** Opening DOCUMENT SECTION block **

The Stanly News and Press (Albemarle, NC)

Local News

June 13, 2014

Whitley reflects on time at Partnership

Thursday, June 12, 2014 — After more than 12 years with Stanly County Partnership for Children, Executive Director Barbara Whitley will retire June 30. Whitley began as the executive director in 2002, but she had been involved with the organization since its inception in 1993.

Smart Start

Whitley was a member of the group that was responsible for writing the grant that established funding for Smart Start, an innovative statewide program designed to promote quality care and education for young children.

“We were one of the first counties to receive Smart Start funding,” Whitley said.

The North Carolina Partnership for Children was developed to lead Smart Start and 77 local partnerships now exist to serve all 100 counties. Each partnership is guided by a board of directors.

At the time Stanly County Partnership for Children was established, Whitley was serving as director of Stanly County Department of Social Services. As a result, she also served as a member of the board for SCPC. She retired in September 2000 after a 33-year career with DSS.

“I was part of the [SCPC] board from the beginning. Even when I retired from DSS, I stayed on as a community member,” Whitley said, adding that she was involved in the committee responsible for hiring former partnership director Timothy Moose.

It wasn’t until after Moose stepped down as director that Whitley decided to come out of retirement to take on more of a leadership position with SCPC. She was hired as executive director April 1, 2002.

** Closing DOCUMENT SECTION block **

*WORK REQUIRED*
Summarize the article above on Barbara Whitley's retirement in two sentences.

** Opening SUPPLIED INFORMATION block **

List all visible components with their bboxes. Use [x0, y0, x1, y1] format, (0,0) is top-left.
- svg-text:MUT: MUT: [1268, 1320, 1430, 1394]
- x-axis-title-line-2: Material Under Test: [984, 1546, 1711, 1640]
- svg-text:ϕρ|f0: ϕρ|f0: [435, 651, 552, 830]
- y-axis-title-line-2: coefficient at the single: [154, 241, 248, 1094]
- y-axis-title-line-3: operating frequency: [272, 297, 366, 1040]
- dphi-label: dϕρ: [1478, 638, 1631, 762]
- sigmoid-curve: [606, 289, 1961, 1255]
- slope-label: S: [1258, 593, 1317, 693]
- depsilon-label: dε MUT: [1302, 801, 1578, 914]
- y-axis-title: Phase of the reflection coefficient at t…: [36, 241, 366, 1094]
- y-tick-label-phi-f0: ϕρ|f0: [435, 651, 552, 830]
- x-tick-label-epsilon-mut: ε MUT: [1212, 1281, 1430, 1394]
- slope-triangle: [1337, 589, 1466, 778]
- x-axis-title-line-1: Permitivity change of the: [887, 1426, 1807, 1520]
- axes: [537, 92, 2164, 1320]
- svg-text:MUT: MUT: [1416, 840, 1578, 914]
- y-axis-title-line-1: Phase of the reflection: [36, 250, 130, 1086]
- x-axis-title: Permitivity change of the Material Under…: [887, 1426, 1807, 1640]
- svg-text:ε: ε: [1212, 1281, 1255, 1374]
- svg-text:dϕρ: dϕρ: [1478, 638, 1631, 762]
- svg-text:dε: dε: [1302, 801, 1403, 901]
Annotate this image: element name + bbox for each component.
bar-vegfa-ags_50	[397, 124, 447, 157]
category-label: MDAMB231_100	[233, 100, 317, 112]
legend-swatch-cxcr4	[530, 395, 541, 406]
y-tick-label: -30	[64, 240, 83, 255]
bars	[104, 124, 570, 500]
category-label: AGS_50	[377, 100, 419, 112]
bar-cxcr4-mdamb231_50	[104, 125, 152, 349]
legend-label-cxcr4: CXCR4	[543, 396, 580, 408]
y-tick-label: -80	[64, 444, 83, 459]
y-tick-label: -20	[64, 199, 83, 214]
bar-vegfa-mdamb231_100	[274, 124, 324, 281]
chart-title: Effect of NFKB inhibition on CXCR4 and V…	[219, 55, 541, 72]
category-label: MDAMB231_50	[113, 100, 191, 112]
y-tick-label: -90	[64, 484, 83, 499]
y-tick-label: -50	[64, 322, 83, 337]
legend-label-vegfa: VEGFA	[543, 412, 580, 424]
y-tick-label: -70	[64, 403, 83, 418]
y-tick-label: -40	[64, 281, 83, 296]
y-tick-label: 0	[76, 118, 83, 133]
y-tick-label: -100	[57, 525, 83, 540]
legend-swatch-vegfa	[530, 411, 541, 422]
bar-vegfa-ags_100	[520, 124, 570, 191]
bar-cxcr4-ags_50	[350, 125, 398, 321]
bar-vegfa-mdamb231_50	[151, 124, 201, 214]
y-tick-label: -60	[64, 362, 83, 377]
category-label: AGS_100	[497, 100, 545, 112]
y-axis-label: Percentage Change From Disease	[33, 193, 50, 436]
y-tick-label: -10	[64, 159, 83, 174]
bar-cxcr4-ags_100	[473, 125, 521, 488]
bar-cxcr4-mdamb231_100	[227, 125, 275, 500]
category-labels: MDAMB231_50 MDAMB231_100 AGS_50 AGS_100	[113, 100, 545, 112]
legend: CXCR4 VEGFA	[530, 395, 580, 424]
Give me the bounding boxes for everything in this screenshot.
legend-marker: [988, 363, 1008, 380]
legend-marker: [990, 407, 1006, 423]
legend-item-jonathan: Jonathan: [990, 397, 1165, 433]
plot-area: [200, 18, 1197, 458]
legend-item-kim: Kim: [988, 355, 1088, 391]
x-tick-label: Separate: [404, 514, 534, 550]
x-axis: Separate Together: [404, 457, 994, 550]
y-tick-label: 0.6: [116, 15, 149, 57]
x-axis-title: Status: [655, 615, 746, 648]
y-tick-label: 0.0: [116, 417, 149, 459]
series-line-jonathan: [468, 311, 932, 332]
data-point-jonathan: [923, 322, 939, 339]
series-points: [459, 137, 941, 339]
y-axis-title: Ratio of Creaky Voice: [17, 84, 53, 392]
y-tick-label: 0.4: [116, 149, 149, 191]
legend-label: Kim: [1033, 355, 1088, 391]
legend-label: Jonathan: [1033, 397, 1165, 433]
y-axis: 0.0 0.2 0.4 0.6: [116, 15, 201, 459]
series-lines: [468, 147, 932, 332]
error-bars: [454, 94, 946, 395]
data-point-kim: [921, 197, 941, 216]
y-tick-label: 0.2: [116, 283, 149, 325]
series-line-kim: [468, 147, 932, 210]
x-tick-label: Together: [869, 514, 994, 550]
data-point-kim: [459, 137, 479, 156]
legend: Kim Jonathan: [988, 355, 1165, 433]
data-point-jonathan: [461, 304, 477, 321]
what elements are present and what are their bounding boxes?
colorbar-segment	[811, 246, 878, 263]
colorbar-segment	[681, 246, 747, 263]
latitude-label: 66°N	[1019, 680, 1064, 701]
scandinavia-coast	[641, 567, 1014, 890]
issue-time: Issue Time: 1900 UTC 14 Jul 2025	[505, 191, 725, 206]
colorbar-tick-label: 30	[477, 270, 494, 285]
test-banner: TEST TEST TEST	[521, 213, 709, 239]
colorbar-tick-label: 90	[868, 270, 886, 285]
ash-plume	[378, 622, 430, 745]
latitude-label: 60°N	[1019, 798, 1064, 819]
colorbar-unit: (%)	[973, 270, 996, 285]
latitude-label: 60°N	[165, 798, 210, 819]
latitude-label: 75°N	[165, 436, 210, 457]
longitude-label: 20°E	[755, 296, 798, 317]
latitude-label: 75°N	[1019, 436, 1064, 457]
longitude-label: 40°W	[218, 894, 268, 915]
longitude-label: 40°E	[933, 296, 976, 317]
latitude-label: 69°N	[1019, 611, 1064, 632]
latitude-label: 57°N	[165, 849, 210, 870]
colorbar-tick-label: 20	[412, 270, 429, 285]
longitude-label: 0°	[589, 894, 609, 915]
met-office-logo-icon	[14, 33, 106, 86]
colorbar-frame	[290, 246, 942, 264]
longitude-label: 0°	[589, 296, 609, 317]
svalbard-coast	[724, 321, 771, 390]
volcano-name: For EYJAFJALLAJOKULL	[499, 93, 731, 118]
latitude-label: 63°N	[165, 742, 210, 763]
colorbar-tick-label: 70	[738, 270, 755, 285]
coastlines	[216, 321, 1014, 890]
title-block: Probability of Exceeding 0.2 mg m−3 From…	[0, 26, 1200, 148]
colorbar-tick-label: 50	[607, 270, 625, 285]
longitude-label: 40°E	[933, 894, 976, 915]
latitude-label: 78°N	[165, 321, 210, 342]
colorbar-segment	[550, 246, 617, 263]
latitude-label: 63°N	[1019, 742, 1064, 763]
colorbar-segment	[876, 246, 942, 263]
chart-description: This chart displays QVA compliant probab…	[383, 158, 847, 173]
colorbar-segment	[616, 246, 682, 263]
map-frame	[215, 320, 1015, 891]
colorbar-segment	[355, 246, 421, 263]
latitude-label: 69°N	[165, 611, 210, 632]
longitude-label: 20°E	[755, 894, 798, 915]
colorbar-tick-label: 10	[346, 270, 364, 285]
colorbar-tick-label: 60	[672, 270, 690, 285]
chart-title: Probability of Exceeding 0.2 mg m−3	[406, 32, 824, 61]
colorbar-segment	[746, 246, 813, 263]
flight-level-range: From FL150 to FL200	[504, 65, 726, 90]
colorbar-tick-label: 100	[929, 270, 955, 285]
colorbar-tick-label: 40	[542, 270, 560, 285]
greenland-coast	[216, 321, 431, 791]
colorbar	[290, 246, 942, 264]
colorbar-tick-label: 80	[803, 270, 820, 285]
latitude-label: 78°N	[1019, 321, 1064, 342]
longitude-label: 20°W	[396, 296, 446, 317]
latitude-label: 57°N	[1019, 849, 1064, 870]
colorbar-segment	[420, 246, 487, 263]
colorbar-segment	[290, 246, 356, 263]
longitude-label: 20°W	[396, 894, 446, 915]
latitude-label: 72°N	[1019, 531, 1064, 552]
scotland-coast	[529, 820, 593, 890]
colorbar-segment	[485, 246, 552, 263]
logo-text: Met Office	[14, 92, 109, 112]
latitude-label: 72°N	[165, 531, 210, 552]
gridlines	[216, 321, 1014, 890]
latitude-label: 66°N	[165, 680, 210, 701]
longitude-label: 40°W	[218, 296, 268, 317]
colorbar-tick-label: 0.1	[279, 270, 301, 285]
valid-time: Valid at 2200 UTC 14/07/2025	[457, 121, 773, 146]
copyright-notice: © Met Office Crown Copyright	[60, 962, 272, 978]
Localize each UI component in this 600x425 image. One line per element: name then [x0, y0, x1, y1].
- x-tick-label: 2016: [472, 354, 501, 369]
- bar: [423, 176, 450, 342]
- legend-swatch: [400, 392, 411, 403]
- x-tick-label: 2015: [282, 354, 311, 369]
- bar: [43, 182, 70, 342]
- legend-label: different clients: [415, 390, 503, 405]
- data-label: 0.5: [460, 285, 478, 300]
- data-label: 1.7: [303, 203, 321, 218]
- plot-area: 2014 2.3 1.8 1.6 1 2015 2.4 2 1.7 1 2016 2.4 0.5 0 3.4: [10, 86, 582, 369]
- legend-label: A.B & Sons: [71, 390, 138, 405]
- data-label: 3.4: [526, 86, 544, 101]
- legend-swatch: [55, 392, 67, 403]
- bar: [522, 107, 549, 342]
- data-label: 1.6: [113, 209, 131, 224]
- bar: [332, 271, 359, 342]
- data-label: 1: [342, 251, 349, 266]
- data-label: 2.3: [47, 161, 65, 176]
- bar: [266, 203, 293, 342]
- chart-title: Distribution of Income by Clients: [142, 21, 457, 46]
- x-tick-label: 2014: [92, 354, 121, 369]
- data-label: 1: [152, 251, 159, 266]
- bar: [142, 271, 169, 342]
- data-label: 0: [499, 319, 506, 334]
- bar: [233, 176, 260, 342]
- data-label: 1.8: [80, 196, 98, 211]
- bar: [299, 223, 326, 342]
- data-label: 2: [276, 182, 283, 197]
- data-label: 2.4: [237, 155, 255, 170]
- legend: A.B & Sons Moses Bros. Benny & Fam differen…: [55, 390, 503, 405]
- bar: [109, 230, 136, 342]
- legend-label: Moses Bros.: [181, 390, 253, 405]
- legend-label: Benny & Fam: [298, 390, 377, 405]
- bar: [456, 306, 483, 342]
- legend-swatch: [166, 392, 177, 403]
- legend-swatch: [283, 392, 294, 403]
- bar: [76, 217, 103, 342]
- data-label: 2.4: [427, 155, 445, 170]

** Closing SUPPLIED INFORMATION block **

*YOUR SOLUTION*
Barbara Whitley will retire June 30 after more than 12 years as executive director of Stanly County Partnership for Children, an organization she had been involved with since its inception in 1993. She helped write the grant that established Smart Start funding and served on the partnership's board as director of Stanly County Department of Social Services, staying on after retiring from DSS in September 2000, then came out of retirement to become executive director on April 1, 2002.